Annotated element listings
++++++++++
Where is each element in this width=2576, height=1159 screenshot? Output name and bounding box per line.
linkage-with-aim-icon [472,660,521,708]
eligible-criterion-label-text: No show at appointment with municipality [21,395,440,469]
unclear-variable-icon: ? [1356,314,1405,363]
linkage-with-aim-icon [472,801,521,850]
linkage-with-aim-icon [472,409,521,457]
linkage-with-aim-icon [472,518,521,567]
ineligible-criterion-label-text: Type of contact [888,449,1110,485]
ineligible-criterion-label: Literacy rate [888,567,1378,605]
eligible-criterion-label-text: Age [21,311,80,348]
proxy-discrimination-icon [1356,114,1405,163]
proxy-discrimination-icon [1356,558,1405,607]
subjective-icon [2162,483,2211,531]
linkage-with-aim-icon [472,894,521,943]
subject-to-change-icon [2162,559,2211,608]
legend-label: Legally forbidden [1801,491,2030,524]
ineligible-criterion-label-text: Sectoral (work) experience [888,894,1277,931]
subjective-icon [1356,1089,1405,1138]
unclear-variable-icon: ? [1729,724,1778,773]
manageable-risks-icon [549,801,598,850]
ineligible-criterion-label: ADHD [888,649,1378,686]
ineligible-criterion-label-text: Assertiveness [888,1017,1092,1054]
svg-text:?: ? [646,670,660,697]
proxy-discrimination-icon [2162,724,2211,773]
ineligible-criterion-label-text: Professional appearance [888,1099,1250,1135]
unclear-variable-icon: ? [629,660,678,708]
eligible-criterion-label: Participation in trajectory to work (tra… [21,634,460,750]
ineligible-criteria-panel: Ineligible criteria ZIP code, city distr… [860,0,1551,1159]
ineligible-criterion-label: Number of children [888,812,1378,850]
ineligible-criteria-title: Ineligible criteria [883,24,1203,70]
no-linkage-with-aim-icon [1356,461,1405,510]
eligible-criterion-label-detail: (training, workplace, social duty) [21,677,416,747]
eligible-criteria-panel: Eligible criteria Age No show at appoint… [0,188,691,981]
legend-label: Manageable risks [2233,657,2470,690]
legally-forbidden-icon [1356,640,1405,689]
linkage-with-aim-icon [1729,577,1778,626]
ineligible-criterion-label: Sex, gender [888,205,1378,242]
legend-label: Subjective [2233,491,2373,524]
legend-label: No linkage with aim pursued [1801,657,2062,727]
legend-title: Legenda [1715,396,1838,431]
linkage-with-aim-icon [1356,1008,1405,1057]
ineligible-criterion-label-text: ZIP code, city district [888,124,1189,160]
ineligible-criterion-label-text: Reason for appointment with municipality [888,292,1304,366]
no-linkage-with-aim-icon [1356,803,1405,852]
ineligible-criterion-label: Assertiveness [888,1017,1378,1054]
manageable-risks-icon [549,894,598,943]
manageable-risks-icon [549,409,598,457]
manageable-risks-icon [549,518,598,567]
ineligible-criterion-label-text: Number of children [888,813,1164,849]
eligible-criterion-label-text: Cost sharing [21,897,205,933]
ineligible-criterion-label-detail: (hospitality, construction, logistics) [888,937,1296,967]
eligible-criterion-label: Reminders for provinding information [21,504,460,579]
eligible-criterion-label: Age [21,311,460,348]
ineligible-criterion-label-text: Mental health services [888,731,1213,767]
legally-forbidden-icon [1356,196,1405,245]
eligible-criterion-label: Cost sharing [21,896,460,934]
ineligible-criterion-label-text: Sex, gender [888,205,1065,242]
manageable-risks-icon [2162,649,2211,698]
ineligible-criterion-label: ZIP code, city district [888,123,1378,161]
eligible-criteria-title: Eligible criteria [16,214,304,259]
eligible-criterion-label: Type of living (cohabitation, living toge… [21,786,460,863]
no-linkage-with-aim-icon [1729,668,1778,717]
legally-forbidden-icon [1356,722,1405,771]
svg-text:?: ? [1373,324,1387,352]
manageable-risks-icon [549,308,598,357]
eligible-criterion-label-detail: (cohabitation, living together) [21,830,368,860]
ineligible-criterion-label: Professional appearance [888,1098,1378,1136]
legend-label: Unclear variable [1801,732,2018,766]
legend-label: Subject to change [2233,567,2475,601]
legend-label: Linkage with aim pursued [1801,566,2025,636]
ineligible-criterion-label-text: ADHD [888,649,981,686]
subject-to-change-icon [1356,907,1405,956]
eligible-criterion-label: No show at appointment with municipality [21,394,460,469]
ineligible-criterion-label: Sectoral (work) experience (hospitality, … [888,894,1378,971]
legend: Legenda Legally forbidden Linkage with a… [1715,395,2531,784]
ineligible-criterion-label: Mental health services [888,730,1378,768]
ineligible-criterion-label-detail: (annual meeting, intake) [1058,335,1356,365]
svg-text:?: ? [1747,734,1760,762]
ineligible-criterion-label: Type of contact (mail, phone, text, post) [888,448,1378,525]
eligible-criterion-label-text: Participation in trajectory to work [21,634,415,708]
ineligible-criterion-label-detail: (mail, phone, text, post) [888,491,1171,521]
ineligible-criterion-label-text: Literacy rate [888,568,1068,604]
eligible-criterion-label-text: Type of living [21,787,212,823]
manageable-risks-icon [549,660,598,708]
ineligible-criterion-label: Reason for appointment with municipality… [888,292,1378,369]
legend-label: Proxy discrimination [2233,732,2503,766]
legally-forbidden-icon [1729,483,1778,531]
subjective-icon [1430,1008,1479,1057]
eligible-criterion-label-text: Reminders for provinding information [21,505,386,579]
++++++++++
WHAT TO WORK ON
Please format the lines above as a JSON list of strings, one string per line with blank lines left out. Cover everything from the first line down to the line containing "ineligible-criterion-label: ADHD [888,649,1378,686]", both included.

ANSWER TO THIS EXERCISE
[
  "Where is each element in this width=2576, height=1159 screenshot? Output name and bounding box per line.",
  "linkage-with-aim-icon [472,660,521,708]",
  "eligible-criterion-label-text: No show at appointment with municipality [21,395,440,469]",
  "unclear-variable-icon: ? [1356,314,1405,363]",
  "linkage-with-aim-icon [472,801,521,850]",
  "linkage-with-aim-icon [472,409,521,457]",
  "linkage-with-aim-icon [472,518,521,567]",
  "ineligible-criterion-label-text: Type of contact [888,449,1110,485]",
  "ineligible-criterion-label: Literacy rate [888,567,1378,605]",
  "eligible-criterion-label-text: Age [21,311,80,348]",
  "proxy-discrimination-icon [1356,114,1405,163]",
  "proxy-discrimination-icon [1356,558,1405,607]",
  "subjective-icon [2162,483,2211,531]",
  "linkage-with-aim-icon [472,894,521,943]",
  "subject-to-change-icon [2162,559,2211,608]",
  "legend-label: Legally forbidden [1801,491,2030,524]",
  "ineligible-criterion-label-text: Sectoral (work) experience [888,894,1277,931]",
  "subjective-icon [1356,1089,1405,1138]",
  "unclear-variable-icon: ? [1729,724,1778,773]",
  "manageable-risks-icon [549,801,598,850]",
  "ineligible-criterion-label: ADHD [888,649,1378,686]"
]